= EXERCISE REQUIREMENTS =
Count the lines below that contain the word "text" and give only the number.

--- MATERIAL FOR THE TASK ---

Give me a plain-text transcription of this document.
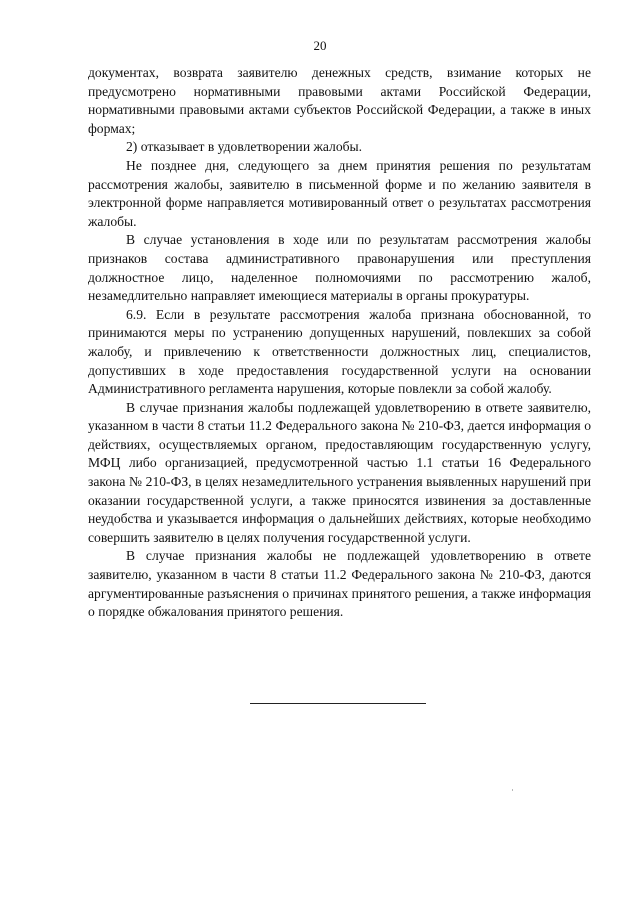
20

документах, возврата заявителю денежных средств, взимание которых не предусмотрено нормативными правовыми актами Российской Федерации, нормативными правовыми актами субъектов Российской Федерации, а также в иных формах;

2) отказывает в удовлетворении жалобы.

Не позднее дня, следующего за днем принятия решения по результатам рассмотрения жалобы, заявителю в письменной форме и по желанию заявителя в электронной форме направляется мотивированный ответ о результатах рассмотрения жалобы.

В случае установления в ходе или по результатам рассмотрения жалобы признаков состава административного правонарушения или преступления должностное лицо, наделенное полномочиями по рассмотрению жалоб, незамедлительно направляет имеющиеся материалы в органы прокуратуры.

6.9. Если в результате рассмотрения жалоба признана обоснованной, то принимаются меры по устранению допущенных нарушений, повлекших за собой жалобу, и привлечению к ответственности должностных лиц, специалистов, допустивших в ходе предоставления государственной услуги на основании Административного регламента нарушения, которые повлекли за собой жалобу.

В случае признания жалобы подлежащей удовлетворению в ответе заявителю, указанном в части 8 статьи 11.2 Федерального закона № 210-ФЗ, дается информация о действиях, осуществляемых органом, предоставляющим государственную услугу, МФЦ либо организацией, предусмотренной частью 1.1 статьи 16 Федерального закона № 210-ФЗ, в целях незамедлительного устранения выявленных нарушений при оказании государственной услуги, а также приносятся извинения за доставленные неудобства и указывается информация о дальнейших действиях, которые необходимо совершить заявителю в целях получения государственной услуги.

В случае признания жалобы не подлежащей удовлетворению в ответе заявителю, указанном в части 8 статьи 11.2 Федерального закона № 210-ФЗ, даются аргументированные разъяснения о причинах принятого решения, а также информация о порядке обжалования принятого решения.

---
--- MATERIAL FOR THE TASK ---

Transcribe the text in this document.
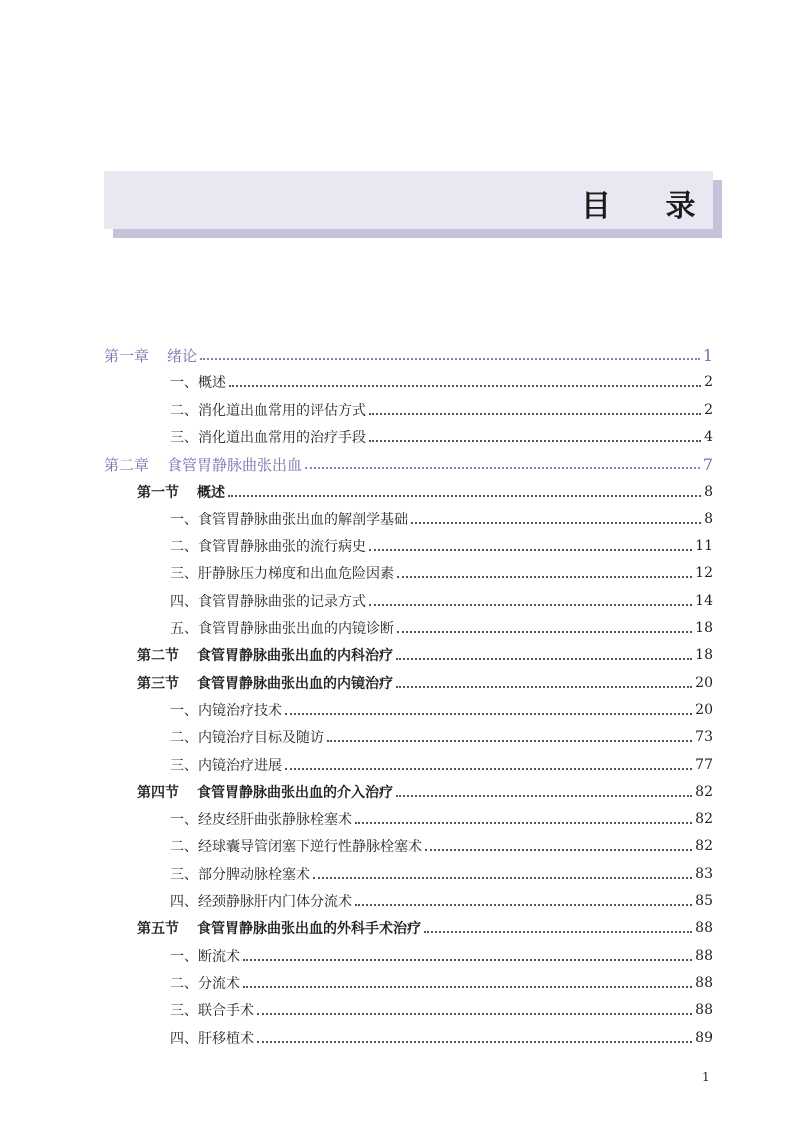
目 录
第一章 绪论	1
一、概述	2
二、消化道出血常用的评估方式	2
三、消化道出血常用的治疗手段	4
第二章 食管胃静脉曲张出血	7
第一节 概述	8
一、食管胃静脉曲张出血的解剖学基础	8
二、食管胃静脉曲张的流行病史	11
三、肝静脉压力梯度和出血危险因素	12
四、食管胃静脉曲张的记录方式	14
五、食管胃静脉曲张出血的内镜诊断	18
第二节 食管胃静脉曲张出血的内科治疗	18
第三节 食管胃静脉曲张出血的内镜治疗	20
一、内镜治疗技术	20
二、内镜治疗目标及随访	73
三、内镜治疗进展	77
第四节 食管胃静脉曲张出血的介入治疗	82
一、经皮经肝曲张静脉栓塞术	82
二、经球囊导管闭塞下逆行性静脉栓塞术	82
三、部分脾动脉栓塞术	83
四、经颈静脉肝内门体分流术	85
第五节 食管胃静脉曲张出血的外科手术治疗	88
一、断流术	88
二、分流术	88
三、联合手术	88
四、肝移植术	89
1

---

= SOLUTION BELOW =
2